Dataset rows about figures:
============================================================

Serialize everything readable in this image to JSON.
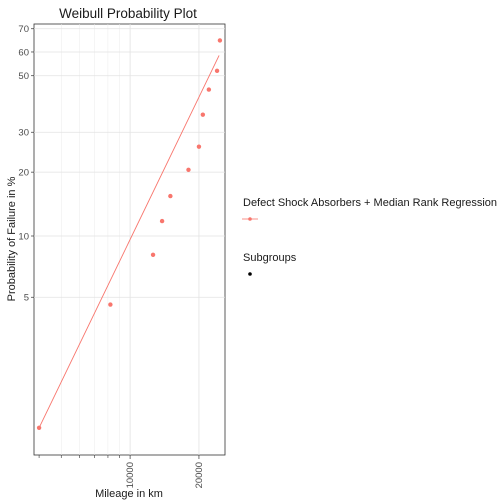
{
  "chart_data": {
    "type": "scatter",
    "title": "Weibull Probability Plot",
    "xlabel": "Mileage in km",
    "ylabel": "Probability of Failure in %",
    "x_scale": "log",
    "y_scale": "weibull",
    "xlim": [
      3800,
      26000
    ],
    "ylim": [
      0.8,
      72
    ],
    "x_ticks": [
      10000,
      20000
    ],
    "x_tick_labels": [
      "10000",
      "20000"
    ],
    "y_ticks": [
      5,
      10,
      20,
      30,
      50,
      60,
      70
    ],
    "y_tick_labels": [
      "5",
      "10",
      "20",
      "30",
      "50",
      "60",
      "70"
    ],
    "grid": true,
    "legend": {
      "placement": "right",
      "groups": [
        {
          "title": "Defect Shock Absorbers + Median Rank Regression",
          "symbol": "line-point",
          "color": "#F8766D"
        },
        {
          "title": "Subgroups",
          "symbol": "point",
          "color": "#000000"
        }
      ]
    },
    "series": [
      {
        "name": "Defect Shock Absorbers",
        "color": "#F8766D",
        "points": [
          {
            "x": 4000,
            "y": 1.1
          },
          {
            "x": 8200,
            "y": 4.6
          },
          {
            "x": 12600,
            "y": 8.1
          },
          {
            "x": 13800,
            "y": 11.8
          },
          {
            "x": 15000,
            "y": 15.5
          },
          {
            "x": 18000,
            "y": 20.5
          },
          {
            "x": 20000,
            "y": 26.0
          },
          {
            "x": 20800,
            "y": 35.5
          },
          {
            "x": 22100,
            "y": 44.5
          },
          {
            "x": 24000,
            "y": 52.0
          },
          {
            "x": 24700,
            "y": 65.0
          }
        ],
        "fit_line": [
          {
            "x": 4000,
            "y": 1.1
          },
          {
            "x": 24500,
            "y": 58.5
          }
        ]
      }
    ]
  }
}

============================================================

* Task goal: Gather up the lines containing the word "Defect" from these records and copy them.

* Response to this task:
          "title": "Defect Shock Absorbers + Median Rank Regression",
        "name": "Defect Shock Absorbers",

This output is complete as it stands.